◆ **EXERCISE DIRECTIONS**:
Print the entire listing. Each line must match the original exactly.

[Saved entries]
------------------------------

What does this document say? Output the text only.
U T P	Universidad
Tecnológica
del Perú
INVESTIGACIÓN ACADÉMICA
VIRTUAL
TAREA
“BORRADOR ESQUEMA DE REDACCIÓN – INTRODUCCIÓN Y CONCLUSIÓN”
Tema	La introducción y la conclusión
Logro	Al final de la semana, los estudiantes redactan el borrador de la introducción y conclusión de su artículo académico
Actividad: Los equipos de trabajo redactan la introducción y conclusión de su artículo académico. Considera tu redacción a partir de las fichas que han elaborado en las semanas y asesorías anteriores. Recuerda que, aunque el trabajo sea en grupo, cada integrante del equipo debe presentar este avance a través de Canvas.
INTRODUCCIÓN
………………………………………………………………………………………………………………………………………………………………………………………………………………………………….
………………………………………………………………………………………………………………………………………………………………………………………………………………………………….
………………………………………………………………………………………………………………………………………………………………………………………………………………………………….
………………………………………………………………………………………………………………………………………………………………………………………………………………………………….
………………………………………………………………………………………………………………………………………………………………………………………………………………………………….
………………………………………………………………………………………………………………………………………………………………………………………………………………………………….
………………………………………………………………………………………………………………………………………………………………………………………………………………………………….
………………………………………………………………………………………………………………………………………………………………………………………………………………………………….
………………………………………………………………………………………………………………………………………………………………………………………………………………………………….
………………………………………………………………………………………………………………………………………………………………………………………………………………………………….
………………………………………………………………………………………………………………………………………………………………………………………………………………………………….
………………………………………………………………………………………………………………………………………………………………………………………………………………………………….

------------------------------

◆ **CORRECT OUTPUT**:
What does this document say? Output the text only.
U T P	Universidad
Tecnológica
del Perú
INVESTIGACIÓN ACADÉMICA
VIRTUAL
TAREA
“BORRADOR ESQUEMA DE REDACCIÓN – INTRODUCCIÓN Y CONCLUSIÓN”
Tema	La introducción y la conclusión
Logro	Al final de la semana, los estudiantes redactan el borrador de la introducción y conclusión de su artículo académico
Actividad: Los equipos de trabajo redactan la introducción y conclusión de su artículo académico. Considera tu redacción a partir de las fichas que han elaborado en las semanas y asesorías anteriores. Recuerda que, aunque el trabajo sea en grupo, cada integrante del equipo debe presentar este avance a través de Canvas.
INTRODUCCIÓN
………………………………………………………………………………………………………………………………………………………………………………………………………………………………….
………………………………………………………………………………………………………………………………………………………………………………………………………………………………….
………………………………………………………………………………………………………………………………………………………………………………………………………………………………….
………………………………………………………………………………………………………………………………………………………………………………………………………………………………….
………………………………………………………………………………………………………………………………………………………………………………………………………………………………….
………………………………………………………………………………………………………………………………………………………………………………………………………………………………….
………………………………………………………………………………………………………………………………………………………………………………………………………………………………….
………………………………………………………………………………………………………………………………………………………………………………………………………………………………….
………………………………………………………………………………………………………………………………………………………………………………………………………………………………….
………………………………………………………………………………………………………………………………………………………………………………………………………………………………….
………………………………………………………………………………………………………………………………………………………………………………………………………………………………….
………………………………………………………………………………………………………………………………………………………………………………………………………………………………….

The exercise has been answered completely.